Text shown ->
----------

Medieval palace in Italy

Palace Carminali Bottigella (Palazzo Carminali Bottigella) is a noble palace in Pavia, originally built by the ancient Beccaria family. The structure, dating from the Sforza era, was constructed between 1490 and 1499. The façade, which retains its original terracotta decorations, is considered one of the most notable examples of Renaissance civil architecture in the city.

== History ==
The first owners of the building were the Beccarias, who at least from 1348 held a fair amount of real estate in the Porta Marenga district. In 1695 the building was purchased by Giovanni and Flavio Carminali, a family of noble merchants from Bergamo, who had been present in the city since the second half of the 16th century.

The Carminals moved their home here from their previous residence in Piazza Vittoria near the Church of Santa Maria Gualtieri. The new owners promoted important extension works of the house. The large Baroque staircase with two flights, adhering to the east side of the building, in fact bears the date 1696 engraved on the central pillar of the balustrade, adorned with 18 coats of arms. In 1763 the palace passed, by will of Pier Francesco Carminati, to his cousins Ottavio and Francesco Malaspina Giorgi di Sannazzaro and, in 1784, it was sold to Monsignor Antonio Picchiotti, the bishop's vicar, who in turn left it to his nephew Baldassarre Bottigella. In 1866, the residence was inherited by the Vicos and, after becoming the headquarters of the Casa del Fascio, in 1946 it passed to the Provincial Association of Merchants.

----------

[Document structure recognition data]

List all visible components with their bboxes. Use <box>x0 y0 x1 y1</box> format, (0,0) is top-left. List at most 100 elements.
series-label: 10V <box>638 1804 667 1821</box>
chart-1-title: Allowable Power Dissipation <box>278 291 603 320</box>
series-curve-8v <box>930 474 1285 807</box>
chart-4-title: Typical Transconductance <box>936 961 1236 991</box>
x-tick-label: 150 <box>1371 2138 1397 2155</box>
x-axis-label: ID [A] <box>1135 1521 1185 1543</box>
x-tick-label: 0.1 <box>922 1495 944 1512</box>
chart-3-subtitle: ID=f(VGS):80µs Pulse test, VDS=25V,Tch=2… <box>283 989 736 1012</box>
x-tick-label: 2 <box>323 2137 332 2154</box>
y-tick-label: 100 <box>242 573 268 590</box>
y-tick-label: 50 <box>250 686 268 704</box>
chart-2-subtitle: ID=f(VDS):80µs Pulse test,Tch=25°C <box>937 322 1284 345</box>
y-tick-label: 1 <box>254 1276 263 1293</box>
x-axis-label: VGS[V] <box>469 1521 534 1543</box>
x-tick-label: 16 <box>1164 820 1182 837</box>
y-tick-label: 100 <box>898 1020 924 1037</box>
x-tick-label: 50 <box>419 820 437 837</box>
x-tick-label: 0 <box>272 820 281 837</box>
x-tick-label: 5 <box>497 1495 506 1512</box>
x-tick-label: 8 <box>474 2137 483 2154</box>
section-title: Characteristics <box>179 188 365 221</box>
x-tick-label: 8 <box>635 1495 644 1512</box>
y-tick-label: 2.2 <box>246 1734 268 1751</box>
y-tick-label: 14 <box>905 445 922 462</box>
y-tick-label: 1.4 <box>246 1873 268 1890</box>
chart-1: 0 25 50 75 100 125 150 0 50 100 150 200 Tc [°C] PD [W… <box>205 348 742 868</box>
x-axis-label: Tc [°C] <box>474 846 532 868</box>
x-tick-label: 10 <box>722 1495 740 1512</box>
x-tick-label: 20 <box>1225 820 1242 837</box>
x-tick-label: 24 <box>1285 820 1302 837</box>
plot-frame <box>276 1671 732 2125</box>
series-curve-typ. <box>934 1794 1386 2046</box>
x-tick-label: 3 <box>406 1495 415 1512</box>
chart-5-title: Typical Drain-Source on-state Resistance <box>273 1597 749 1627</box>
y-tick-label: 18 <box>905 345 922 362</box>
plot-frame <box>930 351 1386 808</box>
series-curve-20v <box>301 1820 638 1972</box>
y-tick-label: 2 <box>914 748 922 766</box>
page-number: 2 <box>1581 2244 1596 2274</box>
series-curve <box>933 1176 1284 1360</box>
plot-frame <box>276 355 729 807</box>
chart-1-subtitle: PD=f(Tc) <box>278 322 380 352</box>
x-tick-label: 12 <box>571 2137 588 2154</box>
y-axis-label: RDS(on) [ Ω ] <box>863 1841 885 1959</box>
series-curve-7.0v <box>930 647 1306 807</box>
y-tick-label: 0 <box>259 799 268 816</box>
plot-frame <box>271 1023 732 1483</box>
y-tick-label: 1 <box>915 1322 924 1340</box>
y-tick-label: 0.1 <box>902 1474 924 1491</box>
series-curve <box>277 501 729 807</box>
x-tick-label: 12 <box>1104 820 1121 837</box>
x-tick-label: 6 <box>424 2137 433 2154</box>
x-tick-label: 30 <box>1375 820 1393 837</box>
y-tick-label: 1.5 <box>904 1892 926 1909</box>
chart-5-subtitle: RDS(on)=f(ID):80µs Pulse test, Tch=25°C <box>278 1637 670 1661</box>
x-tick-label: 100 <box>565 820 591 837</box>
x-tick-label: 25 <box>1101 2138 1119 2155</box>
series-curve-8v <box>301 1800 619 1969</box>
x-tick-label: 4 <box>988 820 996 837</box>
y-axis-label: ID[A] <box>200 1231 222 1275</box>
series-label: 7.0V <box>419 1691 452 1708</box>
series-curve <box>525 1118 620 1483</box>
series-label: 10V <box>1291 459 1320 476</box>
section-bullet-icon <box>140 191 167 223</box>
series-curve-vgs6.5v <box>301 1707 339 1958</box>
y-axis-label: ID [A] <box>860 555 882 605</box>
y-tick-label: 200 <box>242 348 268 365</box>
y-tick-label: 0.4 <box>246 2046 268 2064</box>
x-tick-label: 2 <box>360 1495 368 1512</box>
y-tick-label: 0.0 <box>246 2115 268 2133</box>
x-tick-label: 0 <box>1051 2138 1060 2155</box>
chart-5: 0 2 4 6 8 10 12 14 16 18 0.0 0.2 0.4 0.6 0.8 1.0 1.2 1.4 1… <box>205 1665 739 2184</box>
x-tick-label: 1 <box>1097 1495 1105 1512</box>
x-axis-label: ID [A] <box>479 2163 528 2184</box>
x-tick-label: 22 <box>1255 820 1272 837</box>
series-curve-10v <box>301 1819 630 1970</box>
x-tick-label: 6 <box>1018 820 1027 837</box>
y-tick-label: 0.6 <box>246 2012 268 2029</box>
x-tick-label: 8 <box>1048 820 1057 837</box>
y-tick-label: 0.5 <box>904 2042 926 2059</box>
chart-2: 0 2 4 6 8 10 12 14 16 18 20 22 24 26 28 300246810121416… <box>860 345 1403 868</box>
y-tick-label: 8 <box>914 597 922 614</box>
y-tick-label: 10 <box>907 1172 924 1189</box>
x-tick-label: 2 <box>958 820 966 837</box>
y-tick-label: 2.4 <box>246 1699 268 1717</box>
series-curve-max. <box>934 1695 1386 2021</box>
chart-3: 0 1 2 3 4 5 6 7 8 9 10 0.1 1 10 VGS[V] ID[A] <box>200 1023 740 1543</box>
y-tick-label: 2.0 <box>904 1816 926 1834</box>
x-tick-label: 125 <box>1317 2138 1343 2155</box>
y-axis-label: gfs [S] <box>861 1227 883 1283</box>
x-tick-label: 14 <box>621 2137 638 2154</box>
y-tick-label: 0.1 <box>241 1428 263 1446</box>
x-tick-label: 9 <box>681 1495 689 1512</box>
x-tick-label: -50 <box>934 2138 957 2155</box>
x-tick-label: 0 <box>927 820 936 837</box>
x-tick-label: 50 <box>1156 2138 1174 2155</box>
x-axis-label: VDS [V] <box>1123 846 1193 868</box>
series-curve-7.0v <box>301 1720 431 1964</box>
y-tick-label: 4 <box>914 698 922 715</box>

----------

Parts of the exercise ->
1 – List every year written as a four-digit number in the History section of the text about Palazzo Carminali Bottigella.
2 – From the Palazzo Carminali Bottigella text, return the passage from "Palace Carminali Bottigella" to "the 16th century.".
3 – According to the text on Palazzo Carminali Bottigella, who bought the building in 1695?

Responses by task ->
1 – 1348, 1695, 1696, 1763, 1784, 1866, 1946

2 –
Palace Carminali Bottigella (Palazzo Carminali Bottigella) is a noble palace in Pavia, originally built by the ancient Beccaria family. The structure, dating from the Sforza era, was constructed between 1490 and 1499. The façade, which retains its original terracotta decorations, is considered one of the most notable examples of Renaissance civil architecture in the city.

== History ==
The first owners of the building were the Beccarias, who at least from 1348 held a fair amount of real estate in the Porta Marenga district. In 1695 the building was purchased by Giovanni and Flavio Carminali, a family of noble merchants from Bergamo, who had been present in the city since the second half of the 16th century.

3 – Giovanni and Flavio Carminali bought it.